• RECORDED INFORMATION

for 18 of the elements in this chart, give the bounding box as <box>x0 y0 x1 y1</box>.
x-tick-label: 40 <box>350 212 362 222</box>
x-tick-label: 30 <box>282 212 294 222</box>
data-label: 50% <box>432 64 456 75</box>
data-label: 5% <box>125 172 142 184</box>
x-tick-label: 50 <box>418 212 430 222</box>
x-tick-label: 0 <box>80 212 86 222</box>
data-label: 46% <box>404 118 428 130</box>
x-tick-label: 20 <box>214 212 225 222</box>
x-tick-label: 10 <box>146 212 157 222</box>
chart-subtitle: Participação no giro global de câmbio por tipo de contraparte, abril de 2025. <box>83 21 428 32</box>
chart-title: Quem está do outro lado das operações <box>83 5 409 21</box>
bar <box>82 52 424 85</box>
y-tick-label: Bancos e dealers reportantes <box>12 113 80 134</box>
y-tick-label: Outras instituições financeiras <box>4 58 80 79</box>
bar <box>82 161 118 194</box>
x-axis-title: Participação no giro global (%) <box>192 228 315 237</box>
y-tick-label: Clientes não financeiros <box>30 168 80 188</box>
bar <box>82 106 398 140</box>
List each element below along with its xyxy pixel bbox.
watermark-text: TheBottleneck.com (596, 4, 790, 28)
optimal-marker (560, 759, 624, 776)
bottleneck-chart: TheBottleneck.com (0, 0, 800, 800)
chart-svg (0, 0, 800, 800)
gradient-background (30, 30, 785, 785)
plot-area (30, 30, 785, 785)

• WHAT TO PRODUCE
Please repeat all of the data above word for word, keeping every line as it is.

• EXERCISE ANSWER
for 18 of the elements in this chart, give the bounding box as <box>x0 y0 x1 y1</box>.
x-tick-label: 40 <box>350 212 362 222</box>
x-tick-label: 30 <box>282 212 294 222</box>
data-label: 50% <box>432 64 456 75</box>
data-label: 5% <box>125 172 142 184</box>
x-tick-label: 50 <box>418 212 430 222</box>
x-tick-label: 0 <box>80 212 86 222</box>
data-label: 46% <box>404 118 428 130</box>
x-tick-label: 20 <box>214 212 225 222</box>
x-tick-label: 10 <box>146 212 157 222</box>
chart-subtitle: Participação no giro global de câmbio por tipo de contraparte, abril de 2025. <box>83 21 428 32</box>
chart-title: Quem está do outro lado das operações <box>83 5 409 21</box>
bar <box>82 52 424 85</box>
y-tick-label: Bancos e dealers reportantes <box>12 113 80 134</box>
y-tick-label: Outras instituições financeiras <box>4 58 80 79</box>
bar <box>82 161 118 194</box>
x-axis-title: Participação no giro global (%) <box>192 228 315 237</box>
y-tick-label: Clientes não financeiros <box>30 168 80 188</box>
bar <box>82 106 398 140</box>
List each element below along with its xyxy pixel bbox.
watermark-text: TheBottleneck.com (596, 4, 790, 28)
optimal-marker (560, 759, 624, 776)
bottleneck-chart: TheBottleneck.com (0, 0, 800, 800)
chart-svg (0, 0, 800, 800)
gradient-background (30, 30, 785, 785)
plot-area (30, 30, 785, 785)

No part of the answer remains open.